— Start PROVIDED RECORDS —

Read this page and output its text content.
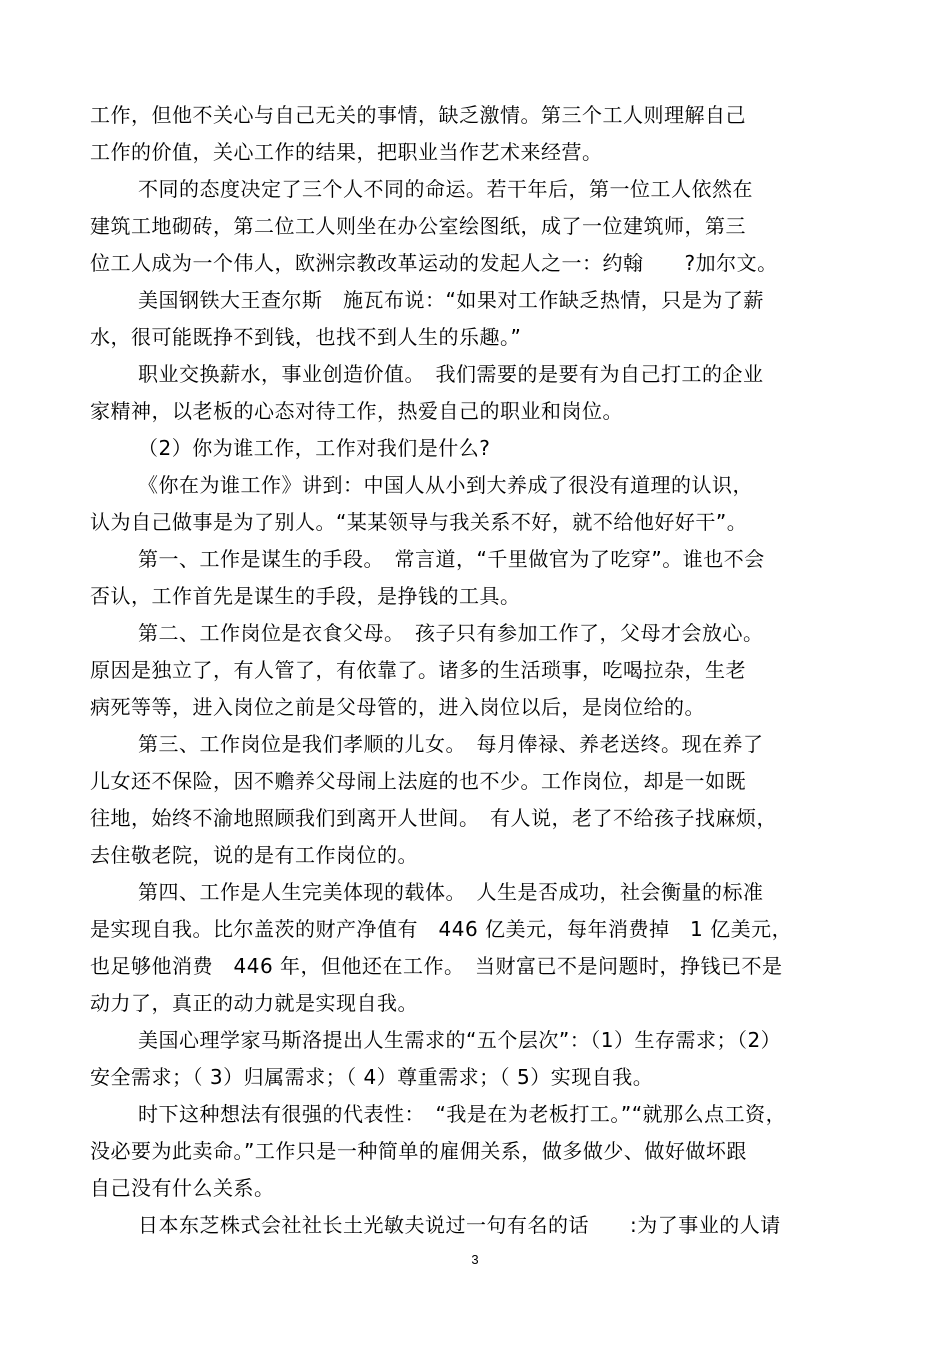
工作，但他不关心与自己无关的事情，缺乏激情。第三个工人则理解自己
工作的价值，关心工作的结果，把职业当作艺术来经营。
不同的态度决定了三个人不同的命运。若干年后，第一位工人依然在
建筑工地砌砖，第二位工人则坐在办公室绘图纸，成了一位建筑师，第三
位工人成为一个伟人，欧洲宗教改革运动的发起人之一：约翰　　?加尔文。
美国钢铁大王查尔斯　施瓦布说：“如果对工作缺乏热情，只是为了薪
水，很可能既挣不到钱，也找不到人生的乐趣。”
职业交换薪水，事业创造价值。　我们需要的是要有为自己打工的企业
家精神，以老板的心态对待工作，热爱自己的职业和岗位。
（2）你为谁工作，工作对我们是什么?
《你在为谁工作》讲到：中国人从小到大养成了很没有道理的认识，
认为自己做事是为了别人。“某某领导与我关系不好，就不给他好好干”。
第一、工作是谋生的手段。　常言道，“千里做官为了吃穿”。谁也不会
否认，工作首先是谋生的手段，是挣钱的工具。
第二、工作岗位是衣食父母。　孩子只有参加工作了，父母才会放心。
原因是独立了，有人管了，有依靠了。诸多的生活琐事，吃喝拉杂，生老
病死等等，进入岗位之前是父母管的，进入岗位以后，是岗位给的。
第三、工作岗位是我们孝顺的儿女。　每月俸禄、养老送终。现在养了
儿女还不保险，因不赡养父母闹上法庭的也不少。工作岗位，却是一如既
往地，始终不渝地照顾我们到离开人世间。　有人说，老了不给孩子找麻烦，
去住敬老院，说的是有工作岗位的。
第四、工作是人生完美体现的载体。　人生是否成功，社会衡量的标准
是实现自我。比尔盖茨的财产净值有　446 亿美元，每年消费掉　1 亿美元，
也足够他消费　446 年，但他还在工作。　当财富已不是问题时，挣钱已不是
动力了，真正的动力就是实现自我。
美国心理学家马斯洛提出人生需求的“五个层次”：（1）生存需求；（2）
安全需求；（ 3）归属需求；（ 4）尊重需求；（ 5）实现自我。
时下这种想法有很强的代表性：　“我是在为老板打工。”“就那么点工资，
没必要为此卖命。”工作只是一种简单的雇佣关系，做多做少、做好做坏跟
自己没有什么关系。
日本东芝株式会社社长土光敏夫说过一句有名的话　　:为了事业的人请
3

— End PROVIDED RECORDS —

DIRECTION:
Extract every line of the data exactly; pictures stay out.

RIGHT ANSWER:
Read this page and output its text content.
工作，但他不关心与自己无关的事情，缺乏激情。第三个工人则理解自己
工作的价值，关心工作的结果，把职业当作艺术来经营。
不同的态度决定了三个人不同的命运。若干年后，第一位工人依然在
建筑工地砌砖，第二位工人则坐在办公室绘图纸，成了一位建筑师，第三
位工人成为一个伟人，欧洲宗教改革运动的发起人之一：约翰　　?加尔文。
美国钢铁大王查尔斯　施瓦布说：“如果对工作缺乏热情，只是为了薪
水，很可能既挣不到钱，也找不到人生的乐趣。”
职业交换薪水，事业创造价值。　我们需要的是要有为自己打工的企业
家精神，以老板的心态对待工作，热爱自己的职业和岗位。
（2）你为谁工作，工作对我们是什么?
《你在为谁工作》讲到：中国人从小到大养成了很没有道理的认识，
认为自己做事是为了别人。“某某领导与我关系不好，就不给他好好干”。
第一、工作是谋生的手段。　常言道，“千里做官为了吃穿”。谁也不会
否认，工作首先是谋生的手段，是挣钱的工具。
第二、工作岗位是衣食父母。　孩子只有参加工作了，父母才会放心。
原因是独立了，有人管了，有依靠了。诸多的生活琐事，吃喝拉杂，生老
病死等等，进入岗位之前是父母管的，进入岗位以后，是岗位给的。
第三、工作岗位是我们孝顺的儿女。　每月俸禄、养老送终。现在养了
儿女还不保险，因不赡养父母闹上法庭的也不少。工作岗位，却是一如既
往地，始终不渝地照顾我们到离开人世间。　有人说，老了不给孩子找麻烦，
去住敬老院，说的是有工作岗位的。
第四、工作是人生完美体现的载体。　人生是否成功，社会衡量的标准
是实现自我。比尔盖茨的财产净值有　446 亿美元，每年消费掉　1 亿美元，
也足够他消费　446 年，但他还在工作。　当财富已不是问题时，挣钱已不是
动力了，真正的动力就是实现自我。
美国心理学家马斯洛提出人生需求的“五个层次”：（1）生存需求；（2）
安全需求；（ 3）归属需求；（ 4）尊重需求；（ 5）实现自我。
时下这种想法有很强的代表性：　“我是在为老板打工。”“就那么点工资，
没必要为此卖命。”工作只是一种简单的雇佣关系，做多做少、做好做坏跟
自己没有什么关系。
日本东芝株式会社社长土光敏夫说过一句有名的话　　:为了事业的人请
3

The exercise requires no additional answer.